From the entries below, count the lines with "youth". Write only the count.
======== EXERCISE DATA
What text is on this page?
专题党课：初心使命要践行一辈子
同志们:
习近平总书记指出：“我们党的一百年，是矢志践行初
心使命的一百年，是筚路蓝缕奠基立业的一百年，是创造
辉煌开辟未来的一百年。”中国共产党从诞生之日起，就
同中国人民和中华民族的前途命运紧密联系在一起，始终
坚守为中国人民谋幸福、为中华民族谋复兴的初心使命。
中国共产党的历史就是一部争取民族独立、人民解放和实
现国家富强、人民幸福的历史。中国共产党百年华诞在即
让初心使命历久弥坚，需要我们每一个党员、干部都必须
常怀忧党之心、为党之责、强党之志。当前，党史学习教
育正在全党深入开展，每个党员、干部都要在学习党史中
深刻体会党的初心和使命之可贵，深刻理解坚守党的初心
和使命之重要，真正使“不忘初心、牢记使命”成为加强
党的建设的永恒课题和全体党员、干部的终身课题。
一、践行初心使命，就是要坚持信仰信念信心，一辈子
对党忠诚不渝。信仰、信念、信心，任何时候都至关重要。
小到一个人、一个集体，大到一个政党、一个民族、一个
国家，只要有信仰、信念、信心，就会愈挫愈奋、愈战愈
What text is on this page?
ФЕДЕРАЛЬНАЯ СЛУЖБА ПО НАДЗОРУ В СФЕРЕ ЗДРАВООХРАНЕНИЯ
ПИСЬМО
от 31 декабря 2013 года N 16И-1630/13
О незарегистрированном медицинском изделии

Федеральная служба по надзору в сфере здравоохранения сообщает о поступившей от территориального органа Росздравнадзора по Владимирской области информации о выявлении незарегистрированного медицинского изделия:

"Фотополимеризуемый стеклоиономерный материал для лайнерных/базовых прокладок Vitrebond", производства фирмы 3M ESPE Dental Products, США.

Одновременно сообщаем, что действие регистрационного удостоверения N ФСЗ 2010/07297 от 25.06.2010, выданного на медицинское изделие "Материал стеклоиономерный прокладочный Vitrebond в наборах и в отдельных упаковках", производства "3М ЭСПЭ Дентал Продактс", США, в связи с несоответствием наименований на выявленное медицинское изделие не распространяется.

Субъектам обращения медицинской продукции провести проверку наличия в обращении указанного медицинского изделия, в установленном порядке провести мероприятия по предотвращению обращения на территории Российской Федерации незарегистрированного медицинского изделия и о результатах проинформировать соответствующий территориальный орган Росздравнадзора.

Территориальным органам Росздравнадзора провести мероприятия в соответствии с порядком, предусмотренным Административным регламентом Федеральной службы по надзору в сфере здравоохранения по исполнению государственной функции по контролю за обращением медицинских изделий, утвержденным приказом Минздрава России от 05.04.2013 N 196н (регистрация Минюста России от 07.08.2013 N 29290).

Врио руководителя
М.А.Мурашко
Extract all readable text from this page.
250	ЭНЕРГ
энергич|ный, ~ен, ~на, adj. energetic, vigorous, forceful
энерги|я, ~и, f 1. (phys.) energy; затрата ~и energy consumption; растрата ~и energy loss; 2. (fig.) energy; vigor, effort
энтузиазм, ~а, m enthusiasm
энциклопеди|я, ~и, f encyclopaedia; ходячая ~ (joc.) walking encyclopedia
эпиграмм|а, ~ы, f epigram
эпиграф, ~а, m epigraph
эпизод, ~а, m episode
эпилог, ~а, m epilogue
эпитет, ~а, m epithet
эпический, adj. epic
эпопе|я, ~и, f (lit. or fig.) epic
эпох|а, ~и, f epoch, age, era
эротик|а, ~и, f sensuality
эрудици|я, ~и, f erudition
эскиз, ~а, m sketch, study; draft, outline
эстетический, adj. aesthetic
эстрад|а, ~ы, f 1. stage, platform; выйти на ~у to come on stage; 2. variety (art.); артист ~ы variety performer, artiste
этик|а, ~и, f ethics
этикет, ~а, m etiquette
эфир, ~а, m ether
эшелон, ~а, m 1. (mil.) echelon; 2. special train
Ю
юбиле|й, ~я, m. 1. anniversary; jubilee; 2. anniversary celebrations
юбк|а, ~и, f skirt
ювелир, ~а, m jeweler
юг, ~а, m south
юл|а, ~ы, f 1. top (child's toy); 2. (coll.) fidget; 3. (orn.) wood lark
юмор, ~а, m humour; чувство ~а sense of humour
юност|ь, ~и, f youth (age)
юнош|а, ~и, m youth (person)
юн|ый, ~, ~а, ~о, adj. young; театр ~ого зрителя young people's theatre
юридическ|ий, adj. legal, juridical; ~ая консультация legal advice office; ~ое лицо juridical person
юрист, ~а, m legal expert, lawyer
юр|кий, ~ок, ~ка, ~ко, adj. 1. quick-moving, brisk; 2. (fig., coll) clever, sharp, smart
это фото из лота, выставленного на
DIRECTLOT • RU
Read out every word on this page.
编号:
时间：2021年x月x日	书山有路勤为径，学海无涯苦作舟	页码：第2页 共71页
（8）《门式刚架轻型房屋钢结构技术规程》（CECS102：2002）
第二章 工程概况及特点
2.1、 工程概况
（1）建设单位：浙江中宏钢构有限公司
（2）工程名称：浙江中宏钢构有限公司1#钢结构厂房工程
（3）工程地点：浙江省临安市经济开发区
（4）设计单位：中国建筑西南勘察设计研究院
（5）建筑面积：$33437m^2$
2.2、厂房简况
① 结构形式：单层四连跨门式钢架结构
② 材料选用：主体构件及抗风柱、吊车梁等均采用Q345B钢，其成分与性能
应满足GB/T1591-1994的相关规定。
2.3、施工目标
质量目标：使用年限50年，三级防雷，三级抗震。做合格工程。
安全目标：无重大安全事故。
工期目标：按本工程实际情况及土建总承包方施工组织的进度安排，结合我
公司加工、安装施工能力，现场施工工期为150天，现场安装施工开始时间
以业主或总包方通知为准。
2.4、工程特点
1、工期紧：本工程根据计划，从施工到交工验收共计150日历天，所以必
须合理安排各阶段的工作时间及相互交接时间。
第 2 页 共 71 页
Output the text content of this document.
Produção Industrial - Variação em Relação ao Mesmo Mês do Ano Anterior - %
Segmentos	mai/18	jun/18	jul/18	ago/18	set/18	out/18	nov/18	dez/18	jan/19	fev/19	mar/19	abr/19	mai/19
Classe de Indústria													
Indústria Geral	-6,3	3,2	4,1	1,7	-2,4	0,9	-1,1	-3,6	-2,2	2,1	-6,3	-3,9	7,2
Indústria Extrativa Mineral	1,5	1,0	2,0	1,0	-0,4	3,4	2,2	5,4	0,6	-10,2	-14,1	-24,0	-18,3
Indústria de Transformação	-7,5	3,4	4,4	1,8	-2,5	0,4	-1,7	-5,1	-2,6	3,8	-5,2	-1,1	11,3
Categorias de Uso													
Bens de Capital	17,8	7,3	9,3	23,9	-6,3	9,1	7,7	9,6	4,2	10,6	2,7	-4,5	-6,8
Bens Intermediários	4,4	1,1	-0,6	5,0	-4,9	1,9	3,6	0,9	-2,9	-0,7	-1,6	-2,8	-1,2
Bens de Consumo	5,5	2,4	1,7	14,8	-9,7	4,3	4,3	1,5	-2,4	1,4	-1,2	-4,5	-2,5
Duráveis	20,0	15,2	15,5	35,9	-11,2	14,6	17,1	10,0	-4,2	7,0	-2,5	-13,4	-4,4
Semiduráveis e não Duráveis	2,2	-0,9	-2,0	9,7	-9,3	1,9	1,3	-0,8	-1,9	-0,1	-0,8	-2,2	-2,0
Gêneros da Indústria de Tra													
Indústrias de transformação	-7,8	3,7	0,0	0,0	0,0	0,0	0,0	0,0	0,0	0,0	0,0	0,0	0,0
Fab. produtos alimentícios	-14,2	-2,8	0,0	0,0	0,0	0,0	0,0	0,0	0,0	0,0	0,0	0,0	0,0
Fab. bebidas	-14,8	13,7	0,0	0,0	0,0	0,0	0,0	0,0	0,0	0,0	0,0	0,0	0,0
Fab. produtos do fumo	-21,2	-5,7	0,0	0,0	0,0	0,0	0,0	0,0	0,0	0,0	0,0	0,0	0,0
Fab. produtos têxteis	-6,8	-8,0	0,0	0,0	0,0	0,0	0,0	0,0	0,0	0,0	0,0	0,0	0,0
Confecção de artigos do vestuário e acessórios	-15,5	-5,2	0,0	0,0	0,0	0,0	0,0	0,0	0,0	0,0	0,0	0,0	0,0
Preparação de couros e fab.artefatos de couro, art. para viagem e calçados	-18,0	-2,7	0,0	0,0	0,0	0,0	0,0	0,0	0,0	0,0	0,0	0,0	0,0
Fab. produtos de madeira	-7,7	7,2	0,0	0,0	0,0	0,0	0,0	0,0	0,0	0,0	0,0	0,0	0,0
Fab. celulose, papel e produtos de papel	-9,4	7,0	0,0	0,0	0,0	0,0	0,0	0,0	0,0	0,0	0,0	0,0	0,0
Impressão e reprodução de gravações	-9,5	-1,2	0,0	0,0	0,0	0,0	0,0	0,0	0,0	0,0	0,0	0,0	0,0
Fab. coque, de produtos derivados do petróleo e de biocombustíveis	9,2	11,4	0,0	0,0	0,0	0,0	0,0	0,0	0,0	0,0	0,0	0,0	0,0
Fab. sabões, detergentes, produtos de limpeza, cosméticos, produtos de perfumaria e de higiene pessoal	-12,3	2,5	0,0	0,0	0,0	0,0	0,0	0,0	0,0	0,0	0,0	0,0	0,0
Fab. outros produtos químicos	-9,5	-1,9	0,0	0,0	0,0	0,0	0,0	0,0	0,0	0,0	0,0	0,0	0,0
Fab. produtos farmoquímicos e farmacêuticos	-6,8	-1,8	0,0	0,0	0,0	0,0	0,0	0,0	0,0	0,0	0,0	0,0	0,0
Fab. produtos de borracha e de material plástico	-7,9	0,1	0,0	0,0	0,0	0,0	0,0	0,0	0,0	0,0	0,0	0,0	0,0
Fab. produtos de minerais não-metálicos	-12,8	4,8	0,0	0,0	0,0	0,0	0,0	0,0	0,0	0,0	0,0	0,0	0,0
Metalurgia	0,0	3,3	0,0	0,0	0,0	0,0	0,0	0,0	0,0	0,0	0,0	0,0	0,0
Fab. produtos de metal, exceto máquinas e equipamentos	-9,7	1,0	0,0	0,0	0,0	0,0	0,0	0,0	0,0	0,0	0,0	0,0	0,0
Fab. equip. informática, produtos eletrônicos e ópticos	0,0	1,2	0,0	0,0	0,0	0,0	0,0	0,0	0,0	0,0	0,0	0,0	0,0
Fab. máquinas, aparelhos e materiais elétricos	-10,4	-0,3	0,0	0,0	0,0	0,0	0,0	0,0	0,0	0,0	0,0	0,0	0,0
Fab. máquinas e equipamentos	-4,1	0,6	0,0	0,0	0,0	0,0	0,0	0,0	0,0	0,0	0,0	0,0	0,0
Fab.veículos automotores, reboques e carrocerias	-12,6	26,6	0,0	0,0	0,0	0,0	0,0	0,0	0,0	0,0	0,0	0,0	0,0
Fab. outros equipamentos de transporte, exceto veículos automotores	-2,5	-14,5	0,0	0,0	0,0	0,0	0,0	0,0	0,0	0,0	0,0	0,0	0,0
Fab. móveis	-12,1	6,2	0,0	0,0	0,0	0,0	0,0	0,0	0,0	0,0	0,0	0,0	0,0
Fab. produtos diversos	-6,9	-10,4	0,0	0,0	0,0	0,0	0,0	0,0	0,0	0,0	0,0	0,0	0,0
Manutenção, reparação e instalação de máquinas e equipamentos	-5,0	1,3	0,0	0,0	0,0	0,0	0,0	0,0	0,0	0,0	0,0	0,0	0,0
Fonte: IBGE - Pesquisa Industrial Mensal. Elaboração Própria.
================
REPLY: 2